* TASK DETAILS *
Wherever the string "structured" appears, copy the whole line.

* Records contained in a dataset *
%%
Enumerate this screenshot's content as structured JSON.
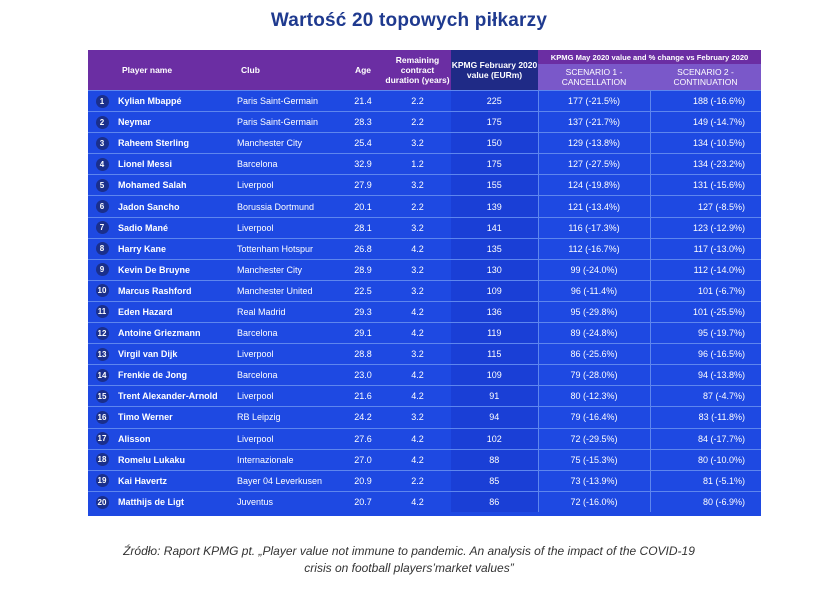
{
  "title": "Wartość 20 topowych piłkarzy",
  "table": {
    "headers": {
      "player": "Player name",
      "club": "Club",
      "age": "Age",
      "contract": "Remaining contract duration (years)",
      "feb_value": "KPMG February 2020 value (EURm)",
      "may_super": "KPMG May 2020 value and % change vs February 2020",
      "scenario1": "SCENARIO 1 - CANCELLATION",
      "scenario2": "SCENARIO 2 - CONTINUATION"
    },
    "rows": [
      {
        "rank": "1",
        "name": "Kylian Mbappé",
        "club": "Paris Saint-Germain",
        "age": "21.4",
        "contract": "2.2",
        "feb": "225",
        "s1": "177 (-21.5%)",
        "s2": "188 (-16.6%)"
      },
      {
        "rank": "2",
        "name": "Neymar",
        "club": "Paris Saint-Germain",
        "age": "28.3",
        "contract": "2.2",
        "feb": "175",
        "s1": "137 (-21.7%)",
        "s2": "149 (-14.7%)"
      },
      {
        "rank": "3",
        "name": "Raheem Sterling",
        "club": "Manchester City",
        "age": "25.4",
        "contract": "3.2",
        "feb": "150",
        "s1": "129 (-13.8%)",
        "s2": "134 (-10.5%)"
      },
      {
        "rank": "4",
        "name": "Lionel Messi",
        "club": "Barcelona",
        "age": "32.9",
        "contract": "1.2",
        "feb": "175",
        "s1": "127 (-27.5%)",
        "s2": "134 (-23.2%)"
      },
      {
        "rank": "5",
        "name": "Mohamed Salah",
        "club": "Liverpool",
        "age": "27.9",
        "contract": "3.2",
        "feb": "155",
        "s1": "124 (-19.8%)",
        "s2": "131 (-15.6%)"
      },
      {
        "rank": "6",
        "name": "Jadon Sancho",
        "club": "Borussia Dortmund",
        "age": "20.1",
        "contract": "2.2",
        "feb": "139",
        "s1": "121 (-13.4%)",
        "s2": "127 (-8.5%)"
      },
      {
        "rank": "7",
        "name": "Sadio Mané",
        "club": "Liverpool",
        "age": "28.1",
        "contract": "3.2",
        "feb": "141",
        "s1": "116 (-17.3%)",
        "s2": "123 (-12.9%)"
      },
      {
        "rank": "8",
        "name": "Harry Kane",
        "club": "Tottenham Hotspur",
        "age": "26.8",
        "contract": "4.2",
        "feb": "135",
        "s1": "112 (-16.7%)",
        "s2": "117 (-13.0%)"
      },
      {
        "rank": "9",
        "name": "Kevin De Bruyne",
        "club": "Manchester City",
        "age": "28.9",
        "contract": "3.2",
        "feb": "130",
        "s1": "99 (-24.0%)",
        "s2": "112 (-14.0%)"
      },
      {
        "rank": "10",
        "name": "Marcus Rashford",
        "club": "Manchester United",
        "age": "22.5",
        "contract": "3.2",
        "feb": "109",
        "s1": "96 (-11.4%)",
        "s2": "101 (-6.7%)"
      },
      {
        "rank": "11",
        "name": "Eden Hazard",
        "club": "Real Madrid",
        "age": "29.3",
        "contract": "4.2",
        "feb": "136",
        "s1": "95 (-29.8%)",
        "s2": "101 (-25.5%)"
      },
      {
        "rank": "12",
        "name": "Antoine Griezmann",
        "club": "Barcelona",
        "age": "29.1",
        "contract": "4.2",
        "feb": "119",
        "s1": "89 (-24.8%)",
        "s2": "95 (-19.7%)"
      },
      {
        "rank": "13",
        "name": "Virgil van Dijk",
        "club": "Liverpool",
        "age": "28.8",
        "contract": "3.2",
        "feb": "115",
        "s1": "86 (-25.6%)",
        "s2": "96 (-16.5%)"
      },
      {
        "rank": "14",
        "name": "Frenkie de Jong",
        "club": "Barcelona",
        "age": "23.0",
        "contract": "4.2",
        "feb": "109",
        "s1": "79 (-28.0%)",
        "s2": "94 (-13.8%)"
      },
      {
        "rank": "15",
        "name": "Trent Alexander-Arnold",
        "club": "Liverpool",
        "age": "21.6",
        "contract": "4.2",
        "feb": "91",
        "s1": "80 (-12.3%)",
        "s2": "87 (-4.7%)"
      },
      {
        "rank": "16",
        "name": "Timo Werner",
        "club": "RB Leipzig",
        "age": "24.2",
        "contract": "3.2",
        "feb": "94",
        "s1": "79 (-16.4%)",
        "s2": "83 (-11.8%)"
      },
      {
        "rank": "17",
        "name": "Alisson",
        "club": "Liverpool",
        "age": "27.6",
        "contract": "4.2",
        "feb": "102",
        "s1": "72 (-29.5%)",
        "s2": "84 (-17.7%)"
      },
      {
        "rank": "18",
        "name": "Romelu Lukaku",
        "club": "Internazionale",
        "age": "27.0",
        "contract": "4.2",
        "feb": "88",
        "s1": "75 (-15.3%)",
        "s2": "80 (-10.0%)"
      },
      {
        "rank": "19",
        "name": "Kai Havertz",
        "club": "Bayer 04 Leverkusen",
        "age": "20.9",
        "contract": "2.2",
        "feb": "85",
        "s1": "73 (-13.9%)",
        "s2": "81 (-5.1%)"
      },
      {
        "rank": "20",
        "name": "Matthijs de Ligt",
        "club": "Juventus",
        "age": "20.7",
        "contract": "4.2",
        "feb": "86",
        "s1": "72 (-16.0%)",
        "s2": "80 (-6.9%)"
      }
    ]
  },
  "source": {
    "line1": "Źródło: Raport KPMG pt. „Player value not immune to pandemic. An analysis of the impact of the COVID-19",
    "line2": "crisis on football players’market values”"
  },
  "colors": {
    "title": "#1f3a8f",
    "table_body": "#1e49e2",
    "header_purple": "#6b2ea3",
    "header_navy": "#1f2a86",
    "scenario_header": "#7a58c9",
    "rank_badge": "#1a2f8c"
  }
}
%%
%%
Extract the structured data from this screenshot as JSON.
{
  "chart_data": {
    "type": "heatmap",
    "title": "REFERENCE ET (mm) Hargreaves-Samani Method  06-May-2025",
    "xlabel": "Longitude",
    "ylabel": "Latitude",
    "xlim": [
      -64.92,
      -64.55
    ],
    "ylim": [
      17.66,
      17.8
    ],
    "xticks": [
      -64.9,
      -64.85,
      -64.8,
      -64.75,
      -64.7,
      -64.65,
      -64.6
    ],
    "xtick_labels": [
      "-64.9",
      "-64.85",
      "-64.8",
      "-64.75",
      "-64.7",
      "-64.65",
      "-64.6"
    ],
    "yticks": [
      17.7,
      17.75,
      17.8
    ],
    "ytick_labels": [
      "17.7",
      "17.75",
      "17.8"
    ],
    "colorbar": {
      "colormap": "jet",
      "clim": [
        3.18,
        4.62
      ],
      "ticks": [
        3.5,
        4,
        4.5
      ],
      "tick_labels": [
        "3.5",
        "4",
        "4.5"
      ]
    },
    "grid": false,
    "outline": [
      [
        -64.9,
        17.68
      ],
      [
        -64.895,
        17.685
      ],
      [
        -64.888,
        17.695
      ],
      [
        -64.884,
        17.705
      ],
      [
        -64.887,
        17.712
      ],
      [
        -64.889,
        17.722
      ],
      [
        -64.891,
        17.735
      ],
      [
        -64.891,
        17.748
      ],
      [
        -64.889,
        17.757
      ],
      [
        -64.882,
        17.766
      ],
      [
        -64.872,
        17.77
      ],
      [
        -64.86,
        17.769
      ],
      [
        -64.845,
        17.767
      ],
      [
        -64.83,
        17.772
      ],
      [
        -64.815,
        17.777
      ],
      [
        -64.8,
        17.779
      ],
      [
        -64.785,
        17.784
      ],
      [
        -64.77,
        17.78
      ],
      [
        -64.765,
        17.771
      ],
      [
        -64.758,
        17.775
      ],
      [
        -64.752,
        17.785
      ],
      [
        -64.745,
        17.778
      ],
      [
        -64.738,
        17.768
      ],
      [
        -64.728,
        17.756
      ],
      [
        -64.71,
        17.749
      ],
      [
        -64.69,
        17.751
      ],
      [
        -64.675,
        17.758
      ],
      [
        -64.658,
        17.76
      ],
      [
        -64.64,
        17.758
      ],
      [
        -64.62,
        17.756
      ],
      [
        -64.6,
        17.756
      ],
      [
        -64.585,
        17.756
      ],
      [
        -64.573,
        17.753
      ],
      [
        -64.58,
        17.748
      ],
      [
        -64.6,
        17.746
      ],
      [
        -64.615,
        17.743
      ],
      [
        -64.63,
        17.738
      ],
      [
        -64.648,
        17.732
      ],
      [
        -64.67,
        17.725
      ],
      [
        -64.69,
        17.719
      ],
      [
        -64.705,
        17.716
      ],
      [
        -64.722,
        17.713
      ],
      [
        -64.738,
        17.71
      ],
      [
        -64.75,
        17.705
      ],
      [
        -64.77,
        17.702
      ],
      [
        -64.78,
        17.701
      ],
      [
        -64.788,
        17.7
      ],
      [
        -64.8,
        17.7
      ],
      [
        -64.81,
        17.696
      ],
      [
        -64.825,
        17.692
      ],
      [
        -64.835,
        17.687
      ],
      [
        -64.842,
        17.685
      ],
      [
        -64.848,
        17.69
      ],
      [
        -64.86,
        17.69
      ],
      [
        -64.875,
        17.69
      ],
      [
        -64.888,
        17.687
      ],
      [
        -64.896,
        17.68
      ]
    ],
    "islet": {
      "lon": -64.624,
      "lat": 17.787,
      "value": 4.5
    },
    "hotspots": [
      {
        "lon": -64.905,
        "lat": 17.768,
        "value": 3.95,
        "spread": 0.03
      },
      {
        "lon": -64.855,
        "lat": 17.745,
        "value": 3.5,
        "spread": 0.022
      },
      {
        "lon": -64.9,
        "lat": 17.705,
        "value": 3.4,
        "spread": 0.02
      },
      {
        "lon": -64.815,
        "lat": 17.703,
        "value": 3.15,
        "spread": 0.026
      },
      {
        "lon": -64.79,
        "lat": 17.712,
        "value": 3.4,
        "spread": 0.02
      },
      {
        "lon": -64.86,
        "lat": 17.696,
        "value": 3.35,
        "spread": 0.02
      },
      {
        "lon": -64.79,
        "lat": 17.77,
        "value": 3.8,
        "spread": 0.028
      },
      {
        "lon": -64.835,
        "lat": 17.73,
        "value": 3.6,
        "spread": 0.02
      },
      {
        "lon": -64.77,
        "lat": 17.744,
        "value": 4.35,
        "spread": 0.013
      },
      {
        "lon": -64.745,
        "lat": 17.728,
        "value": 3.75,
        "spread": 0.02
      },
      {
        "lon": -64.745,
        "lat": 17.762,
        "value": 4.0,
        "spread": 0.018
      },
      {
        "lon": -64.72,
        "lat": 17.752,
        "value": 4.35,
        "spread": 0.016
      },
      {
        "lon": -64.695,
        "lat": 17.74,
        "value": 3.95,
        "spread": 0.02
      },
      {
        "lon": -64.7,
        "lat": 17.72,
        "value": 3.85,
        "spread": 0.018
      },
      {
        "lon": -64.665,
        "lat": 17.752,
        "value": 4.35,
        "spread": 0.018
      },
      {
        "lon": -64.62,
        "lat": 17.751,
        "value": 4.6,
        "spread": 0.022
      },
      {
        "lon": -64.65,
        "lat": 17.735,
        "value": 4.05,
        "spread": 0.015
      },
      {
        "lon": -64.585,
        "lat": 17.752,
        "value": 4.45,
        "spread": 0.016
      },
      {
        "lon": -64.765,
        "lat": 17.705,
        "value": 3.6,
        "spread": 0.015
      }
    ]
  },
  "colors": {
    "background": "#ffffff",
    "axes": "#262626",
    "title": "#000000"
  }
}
%%
* EXPECTED OUTPUT *
Enumerate this screenshot's content as structured JSON.
Extract the structured data from this screenshot as JSON.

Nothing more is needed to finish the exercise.